Task directions
Using the listing below, report all lines holding the word "Soziologie".

— start of Provided entries —

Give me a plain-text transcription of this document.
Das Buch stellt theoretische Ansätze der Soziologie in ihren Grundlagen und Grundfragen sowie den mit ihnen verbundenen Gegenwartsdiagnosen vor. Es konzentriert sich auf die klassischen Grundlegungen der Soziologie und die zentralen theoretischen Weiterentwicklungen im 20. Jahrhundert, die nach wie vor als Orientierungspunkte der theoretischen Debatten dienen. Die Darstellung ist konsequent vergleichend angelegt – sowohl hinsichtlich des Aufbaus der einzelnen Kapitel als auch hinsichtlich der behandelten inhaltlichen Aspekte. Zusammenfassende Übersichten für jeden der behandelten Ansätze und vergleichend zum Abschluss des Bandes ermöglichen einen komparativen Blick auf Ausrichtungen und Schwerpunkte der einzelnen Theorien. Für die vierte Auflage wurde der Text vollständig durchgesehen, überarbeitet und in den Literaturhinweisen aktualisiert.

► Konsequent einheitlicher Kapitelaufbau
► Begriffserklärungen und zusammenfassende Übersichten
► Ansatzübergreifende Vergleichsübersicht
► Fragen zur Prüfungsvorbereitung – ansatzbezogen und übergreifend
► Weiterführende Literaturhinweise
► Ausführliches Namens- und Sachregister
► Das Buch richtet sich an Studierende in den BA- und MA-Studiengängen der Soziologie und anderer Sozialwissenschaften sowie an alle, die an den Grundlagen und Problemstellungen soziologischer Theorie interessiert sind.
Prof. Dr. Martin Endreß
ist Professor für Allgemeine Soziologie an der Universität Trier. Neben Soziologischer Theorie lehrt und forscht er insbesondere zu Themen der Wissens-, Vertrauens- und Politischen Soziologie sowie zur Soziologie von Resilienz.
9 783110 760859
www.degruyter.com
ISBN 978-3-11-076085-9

— end of Provided entries —

Expected answer
Das Buch stellt theoretische Ansätze der Soziologie in ihren Grundlagen und Grundfragen sowie den mit ihnen verbundenen Gegenwartsdiagnosen vor. Es konzentriert sich auf die klassischen Grundlegungen der Soziologie und die zentralen theoretischen Weiterentwicklungen im 20. Jahrhundert, die nach wie vor als Orientierungspunkte der theoretischen Debatten dienen. Die Darstellung ist konsequent vergleichend angelegt – sowohl hinsichtlich des Aufbaus der einzelnen Kapitel als auch hinsichtlich der behandelten inhaltlichen Aspekte. Zusammenfassende Übersichten für jeden der behandelten Ansätze und vergleichend zum Abschluss des Bandes ermöglichen einen komparativen Blick auf Ausrichtungen und Schwerpunkte der einzelnen Theorien. Für die vierte Auflage wurde der Text vollständig durchgesehen, überarbeitet und in den Literaturhinweisen aktualisiert.
► Das Buch richtet sich an Studierende in den BA- und MA-Studiengängen der Soziologie und anderer Sozialwissenschaften sowie an alle, die an den Grundlagen und Problemstellungen soziologischer Theorie interessiert sind.
ist Professor für Allgemeine Soziologie an der Universität Trier. Neben Soziologischer Theorie lehrt und forscht er insbesondere zu Themen der Wissens-, Vertrauens- und Politischen Soziologie sowie zur Soziologie von Resilienz.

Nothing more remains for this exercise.